**Data for the task:**
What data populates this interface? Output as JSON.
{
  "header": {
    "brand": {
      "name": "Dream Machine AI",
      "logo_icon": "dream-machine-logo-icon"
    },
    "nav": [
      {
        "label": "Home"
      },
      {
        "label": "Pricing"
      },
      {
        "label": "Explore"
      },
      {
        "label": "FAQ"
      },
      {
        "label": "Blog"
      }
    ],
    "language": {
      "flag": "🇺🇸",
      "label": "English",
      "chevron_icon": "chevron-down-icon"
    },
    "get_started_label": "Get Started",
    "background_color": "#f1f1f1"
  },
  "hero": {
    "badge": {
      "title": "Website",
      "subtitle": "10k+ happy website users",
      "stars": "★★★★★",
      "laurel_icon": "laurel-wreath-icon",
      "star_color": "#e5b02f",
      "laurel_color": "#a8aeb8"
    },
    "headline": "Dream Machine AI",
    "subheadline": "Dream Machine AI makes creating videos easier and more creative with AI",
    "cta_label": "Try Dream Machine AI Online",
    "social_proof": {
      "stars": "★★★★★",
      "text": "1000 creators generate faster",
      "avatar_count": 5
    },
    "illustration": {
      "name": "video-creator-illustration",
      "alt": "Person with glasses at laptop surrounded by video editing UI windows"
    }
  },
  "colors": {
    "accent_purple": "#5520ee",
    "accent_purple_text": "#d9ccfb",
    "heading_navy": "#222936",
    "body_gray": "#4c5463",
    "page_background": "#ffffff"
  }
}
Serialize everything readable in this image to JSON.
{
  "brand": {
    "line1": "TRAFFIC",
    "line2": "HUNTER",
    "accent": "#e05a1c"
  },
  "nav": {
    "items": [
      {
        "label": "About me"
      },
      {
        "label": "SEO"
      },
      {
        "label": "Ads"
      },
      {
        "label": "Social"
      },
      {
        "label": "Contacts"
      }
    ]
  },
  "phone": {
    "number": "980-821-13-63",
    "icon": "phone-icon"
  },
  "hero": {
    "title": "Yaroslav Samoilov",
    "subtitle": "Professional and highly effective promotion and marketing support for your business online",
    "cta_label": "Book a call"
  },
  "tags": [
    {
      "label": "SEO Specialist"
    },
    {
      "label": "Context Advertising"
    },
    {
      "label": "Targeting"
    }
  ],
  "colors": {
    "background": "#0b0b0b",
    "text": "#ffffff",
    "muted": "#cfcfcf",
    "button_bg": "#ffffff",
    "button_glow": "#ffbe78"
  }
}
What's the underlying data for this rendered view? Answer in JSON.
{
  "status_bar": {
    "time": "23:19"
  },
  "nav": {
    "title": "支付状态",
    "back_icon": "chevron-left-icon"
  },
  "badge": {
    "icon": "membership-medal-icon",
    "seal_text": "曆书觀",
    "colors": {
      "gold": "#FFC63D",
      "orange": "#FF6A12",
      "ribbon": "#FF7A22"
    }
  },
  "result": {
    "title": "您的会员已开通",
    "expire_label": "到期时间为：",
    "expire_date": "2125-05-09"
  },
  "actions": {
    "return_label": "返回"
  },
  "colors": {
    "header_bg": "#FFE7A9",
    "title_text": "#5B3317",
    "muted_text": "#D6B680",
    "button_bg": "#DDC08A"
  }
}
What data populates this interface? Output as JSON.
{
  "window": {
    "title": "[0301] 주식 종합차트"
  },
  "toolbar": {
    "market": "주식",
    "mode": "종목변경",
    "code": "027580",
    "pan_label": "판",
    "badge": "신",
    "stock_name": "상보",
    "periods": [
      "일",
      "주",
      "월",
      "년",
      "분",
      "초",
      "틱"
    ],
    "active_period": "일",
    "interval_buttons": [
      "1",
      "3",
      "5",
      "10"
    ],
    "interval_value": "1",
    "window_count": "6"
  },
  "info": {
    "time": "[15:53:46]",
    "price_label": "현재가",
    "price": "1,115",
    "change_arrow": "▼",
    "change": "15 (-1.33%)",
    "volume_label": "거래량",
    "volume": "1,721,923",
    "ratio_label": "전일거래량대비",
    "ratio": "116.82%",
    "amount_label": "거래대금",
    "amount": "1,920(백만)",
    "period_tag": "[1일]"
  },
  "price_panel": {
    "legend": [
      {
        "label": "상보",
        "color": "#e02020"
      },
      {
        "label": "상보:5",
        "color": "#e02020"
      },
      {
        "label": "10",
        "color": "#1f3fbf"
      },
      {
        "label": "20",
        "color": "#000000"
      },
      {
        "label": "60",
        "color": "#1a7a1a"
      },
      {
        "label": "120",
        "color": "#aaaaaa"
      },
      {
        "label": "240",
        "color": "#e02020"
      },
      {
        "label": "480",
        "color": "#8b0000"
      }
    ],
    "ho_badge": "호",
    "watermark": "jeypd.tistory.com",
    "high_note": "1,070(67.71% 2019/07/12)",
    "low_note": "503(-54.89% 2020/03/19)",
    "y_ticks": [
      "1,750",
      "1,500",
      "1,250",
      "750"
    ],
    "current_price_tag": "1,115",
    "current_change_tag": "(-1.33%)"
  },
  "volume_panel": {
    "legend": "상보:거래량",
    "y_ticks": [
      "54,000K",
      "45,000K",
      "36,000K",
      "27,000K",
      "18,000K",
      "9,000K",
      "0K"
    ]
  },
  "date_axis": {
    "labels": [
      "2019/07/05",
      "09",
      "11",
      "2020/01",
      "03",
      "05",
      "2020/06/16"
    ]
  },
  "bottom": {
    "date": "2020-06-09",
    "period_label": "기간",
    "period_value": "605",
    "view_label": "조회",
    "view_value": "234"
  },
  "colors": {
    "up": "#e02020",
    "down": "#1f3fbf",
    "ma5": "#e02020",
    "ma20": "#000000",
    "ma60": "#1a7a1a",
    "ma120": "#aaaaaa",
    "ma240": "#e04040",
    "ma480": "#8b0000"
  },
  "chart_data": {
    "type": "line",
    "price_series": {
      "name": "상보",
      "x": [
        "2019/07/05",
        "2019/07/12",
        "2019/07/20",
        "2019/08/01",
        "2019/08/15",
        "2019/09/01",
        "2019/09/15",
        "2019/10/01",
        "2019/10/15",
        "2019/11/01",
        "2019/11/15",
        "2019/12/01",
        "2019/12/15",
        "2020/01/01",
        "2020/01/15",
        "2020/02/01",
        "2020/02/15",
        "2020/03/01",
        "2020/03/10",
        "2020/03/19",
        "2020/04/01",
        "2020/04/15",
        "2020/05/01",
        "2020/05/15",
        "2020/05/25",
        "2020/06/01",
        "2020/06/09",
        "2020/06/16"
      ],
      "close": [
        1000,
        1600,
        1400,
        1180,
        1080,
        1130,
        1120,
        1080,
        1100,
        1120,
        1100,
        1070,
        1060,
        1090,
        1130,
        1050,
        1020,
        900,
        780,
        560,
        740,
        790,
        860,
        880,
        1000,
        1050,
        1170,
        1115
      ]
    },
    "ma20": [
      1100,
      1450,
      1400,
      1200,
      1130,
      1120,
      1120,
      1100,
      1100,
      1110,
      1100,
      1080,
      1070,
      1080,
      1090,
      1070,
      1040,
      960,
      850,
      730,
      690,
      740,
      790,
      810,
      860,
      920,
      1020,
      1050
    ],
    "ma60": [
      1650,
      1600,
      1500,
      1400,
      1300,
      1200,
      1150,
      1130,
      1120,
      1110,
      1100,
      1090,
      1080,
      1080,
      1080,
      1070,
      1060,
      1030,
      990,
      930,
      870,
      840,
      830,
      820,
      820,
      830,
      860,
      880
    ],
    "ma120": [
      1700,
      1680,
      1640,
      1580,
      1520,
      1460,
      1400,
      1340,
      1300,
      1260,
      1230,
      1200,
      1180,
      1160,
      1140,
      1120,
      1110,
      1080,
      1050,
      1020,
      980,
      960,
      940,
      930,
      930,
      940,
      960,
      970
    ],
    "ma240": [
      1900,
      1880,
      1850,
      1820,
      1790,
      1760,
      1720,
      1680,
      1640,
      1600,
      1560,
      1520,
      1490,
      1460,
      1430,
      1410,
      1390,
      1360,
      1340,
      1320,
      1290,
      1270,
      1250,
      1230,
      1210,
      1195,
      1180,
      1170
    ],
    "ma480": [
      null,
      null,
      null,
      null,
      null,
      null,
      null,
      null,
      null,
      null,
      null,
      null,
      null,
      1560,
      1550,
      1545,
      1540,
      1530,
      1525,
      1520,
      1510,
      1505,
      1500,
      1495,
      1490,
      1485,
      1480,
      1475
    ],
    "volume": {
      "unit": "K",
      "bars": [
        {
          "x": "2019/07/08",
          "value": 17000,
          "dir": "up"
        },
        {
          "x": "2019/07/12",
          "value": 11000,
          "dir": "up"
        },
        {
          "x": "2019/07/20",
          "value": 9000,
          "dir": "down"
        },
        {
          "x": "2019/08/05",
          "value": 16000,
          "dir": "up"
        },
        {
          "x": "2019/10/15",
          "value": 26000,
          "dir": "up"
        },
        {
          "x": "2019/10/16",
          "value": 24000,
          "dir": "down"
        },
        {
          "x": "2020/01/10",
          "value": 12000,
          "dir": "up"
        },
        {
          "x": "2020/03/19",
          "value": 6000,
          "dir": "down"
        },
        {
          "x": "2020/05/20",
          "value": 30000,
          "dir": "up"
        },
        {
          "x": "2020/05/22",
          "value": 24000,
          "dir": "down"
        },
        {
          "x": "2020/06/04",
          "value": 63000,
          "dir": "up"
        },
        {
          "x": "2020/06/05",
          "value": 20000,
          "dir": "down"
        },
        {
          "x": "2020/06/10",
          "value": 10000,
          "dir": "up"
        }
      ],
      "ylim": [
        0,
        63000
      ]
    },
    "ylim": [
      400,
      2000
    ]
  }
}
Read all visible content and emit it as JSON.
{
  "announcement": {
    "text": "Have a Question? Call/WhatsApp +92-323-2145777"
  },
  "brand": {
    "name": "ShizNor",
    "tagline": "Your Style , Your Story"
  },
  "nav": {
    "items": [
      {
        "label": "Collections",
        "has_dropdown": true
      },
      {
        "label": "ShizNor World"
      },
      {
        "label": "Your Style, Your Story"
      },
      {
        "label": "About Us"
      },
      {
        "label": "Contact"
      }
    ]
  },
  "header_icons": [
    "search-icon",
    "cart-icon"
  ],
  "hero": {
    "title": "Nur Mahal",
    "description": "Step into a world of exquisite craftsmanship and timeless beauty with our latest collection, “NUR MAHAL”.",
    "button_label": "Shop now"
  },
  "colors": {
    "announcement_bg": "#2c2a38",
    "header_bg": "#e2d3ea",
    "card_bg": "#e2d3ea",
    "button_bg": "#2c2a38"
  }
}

**Required task:** In the entries above, find the line containing "Read all visible content and emit it as JSON.". Set down that line and every line after it through the last one, exactly and alone.

**Exercise result:**
Read all visible content and emit it as JSON.
{
  "announcement": {
    "text": "Have a Question? Call/WhatsApp +92-323-2145777"
  },
  "brand": {
    "name": "ShizNor",
    "tagline": "Your Style , Your Story"
  },
  "nav": {
    "items": [
      {
        "label": "Collections",
        "has_dropdown": true
      },
      {
        "label": "ShizNor World"
      },
      {
        "label": "Your Style, Your Story"
      },
      {
        "label": "About Us"
      },
      {
        "label": "Contact"
      }
    ]
  },
  "header_icons": [
    "search-icon",
    "cart-icon"
  ],
  "hero": {
    "title": "Nur Mahal",
    "description": "Step into a world of exquisite craftsmanship and timeless beauty with our latest collection, “NUR MAHAL”.",
    "button_label": "Shop now"
  },
  "colors": {
    "announcement_bg": "#2c2a38",
    "header_bg": "#e2d3ea",
    "card_bg": "#e2d3ea",
    "button_bg": "#2c2a38"
  }
}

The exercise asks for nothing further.